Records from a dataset
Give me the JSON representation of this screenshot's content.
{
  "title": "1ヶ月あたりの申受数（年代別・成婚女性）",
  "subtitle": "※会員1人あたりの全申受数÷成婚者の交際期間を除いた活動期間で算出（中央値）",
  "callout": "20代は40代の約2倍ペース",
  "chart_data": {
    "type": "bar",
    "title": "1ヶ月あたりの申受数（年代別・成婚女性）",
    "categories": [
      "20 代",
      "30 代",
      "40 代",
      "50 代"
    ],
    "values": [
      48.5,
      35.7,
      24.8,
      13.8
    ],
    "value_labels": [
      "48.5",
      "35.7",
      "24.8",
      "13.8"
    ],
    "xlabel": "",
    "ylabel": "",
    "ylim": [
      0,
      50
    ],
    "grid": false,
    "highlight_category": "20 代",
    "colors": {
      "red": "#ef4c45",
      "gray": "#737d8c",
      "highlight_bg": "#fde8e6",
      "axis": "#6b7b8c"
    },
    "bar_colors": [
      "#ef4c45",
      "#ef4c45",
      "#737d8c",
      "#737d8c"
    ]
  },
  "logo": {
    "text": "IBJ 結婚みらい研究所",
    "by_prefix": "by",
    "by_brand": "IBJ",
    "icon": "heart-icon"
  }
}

Task » Find every line with the word "成婚女性" and state how many there are, with no other words.

Answer to the task » 2